───── Data for this exercise
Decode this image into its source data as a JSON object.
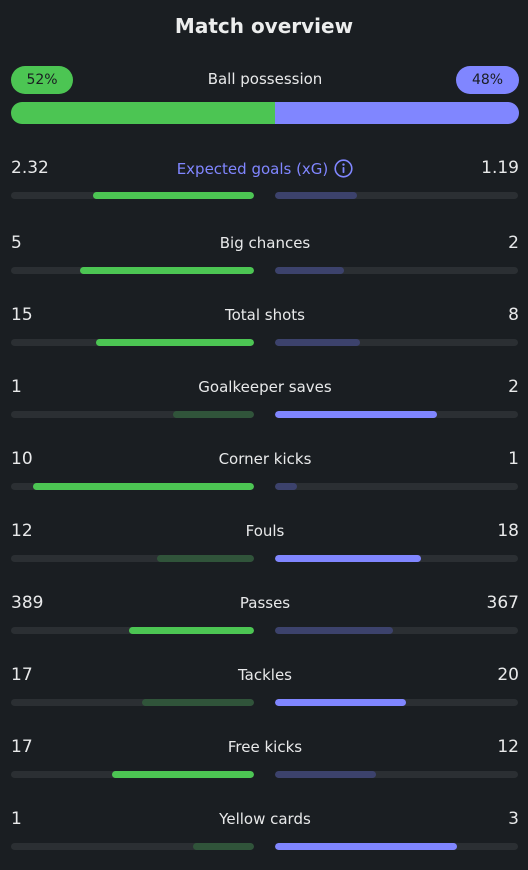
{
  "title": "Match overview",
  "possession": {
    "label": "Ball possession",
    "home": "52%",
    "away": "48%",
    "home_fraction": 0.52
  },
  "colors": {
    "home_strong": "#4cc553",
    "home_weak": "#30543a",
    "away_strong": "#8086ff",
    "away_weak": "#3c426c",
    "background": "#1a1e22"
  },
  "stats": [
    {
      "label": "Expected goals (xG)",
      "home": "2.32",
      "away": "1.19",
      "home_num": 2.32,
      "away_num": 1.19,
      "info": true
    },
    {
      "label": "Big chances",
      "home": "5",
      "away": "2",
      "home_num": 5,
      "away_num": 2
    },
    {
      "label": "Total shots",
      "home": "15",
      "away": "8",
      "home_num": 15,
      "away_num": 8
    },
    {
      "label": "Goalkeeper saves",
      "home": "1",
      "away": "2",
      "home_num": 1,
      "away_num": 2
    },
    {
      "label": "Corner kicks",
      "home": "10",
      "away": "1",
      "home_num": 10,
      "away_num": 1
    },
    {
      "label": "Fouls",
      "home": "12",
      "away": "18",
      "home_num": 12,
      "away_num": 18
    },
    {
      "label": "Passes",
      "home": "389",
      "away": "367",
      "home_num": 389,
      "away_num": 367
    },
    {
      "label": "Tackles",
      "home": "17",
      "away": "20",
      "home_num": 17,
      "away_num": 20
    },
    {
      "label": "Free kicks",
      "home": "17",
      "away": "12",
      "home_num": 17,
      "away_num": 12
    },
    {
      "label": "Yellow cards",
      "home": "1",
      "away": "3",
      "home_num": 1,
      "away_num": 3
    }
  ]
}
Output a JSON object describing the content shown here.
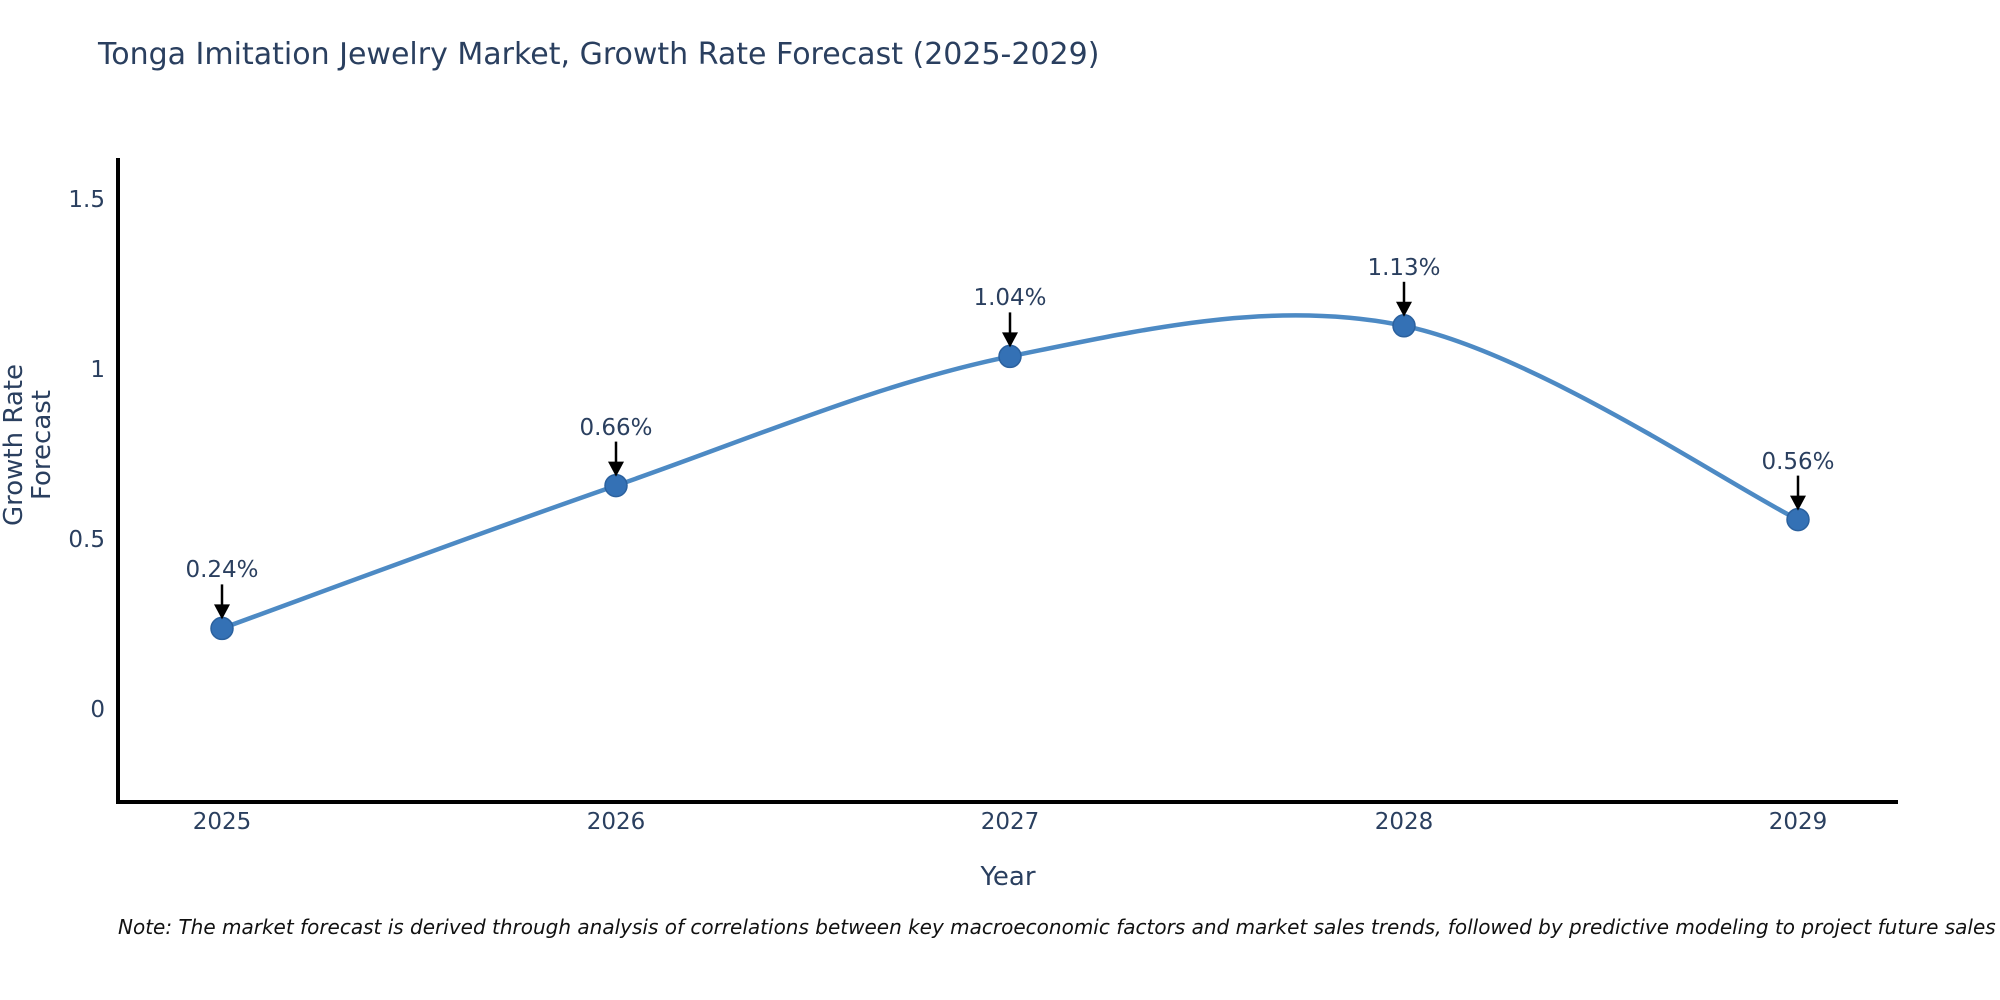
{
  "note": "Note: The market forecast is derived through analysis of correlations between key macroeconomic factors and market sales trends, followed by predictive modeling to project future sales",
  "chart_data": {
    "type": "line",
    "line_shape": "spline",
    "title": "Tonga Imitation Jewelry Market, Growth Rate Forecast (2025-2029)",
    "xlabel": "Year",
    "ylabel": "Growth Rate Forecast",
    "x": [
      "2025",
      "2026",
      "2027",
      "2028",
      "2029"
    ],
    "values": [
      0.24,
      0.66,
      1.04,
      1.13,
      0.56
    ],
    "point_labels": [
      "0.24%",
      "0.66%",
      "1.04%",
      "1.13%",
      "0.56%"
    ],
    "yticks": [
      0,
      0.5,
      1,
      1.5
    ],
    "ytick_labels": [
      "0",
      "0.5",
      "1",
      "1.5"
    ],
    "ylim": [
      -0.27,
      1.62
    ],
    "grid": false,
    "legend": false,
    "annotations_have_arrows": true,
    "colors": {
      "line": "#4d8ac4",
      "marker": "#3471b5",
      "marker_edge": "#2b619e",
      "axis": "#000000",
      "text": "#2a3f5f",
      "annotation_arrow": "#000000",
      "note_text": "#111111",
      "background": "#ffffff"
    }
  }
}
──────────
───── Data for this exercise
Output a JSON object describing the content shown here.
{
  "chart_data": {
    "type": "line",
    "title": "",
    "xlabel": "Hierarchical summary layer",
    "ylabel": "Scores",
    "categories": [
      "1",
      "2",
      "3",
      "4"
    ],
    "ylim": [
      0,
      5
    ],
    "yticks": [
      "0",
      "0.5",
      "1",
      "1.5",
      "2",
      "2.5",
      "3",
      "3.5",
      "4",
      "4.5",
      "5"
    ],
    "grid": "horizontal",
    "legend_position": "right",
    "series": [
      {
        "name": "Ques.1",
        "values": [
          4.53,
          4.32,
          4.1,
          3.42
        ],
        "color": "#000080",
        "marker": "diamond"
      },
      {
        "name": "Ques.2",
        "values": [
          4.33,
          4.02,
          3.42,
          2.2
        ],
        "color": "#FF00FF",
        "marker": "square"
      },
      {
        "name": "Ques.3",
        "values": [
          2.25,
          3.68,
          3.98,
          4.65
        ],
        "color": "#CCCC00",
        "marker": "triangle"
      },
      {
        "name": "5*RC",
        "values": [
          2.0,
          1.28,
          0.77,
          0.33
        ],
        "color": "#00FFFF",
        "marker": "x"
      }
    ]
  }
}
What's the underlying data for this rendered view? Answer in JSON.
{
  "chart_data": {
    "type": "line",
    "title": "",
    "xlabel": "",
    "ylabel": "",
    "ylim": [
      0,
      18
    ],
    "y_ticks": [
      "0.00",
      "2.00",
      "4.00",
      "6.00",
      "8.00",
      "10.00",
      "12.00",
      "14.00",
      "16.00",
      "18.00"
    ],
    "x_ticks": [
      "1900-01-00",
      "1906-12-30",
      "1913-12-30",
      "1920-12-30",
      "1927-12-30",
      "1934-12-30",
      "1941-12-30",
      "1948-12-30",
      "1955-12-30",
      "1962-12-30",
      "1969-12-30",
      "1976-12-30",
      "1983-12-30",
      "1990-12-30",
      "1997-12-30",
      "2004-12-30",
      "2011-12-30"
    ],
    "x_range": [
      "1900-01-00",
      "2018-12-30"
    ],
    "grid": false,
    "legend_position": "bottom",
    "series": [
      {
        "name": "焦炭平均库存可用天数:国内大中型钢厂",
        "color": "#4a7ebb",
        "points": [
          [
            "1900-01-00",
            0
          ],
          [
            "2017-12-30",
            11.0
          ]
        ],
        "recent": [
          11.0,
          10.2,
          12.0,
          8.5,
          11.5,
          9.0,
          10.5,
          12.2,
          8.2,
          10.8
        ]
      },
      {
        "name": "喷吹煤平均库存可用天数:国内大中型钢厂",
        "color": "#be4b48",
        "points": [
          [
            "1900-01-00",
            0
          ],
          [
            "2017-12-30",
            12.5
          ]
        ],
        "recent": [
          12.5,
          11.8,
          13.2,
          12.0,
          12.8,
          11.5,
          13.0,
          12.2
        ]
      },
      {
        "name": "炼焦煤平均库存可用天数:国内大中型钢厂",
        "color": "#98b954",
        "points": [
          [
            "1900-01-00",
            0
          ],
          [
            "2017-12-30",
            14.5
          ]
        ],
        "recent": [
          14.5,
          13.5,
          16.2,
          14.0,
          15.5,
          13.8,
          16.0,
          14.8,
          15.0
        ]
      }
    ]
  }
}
──────────
■ **Exercise aim**:
The required output is the number of lines containing the word "background", and nothing besides.

■ **Result for this task**:
2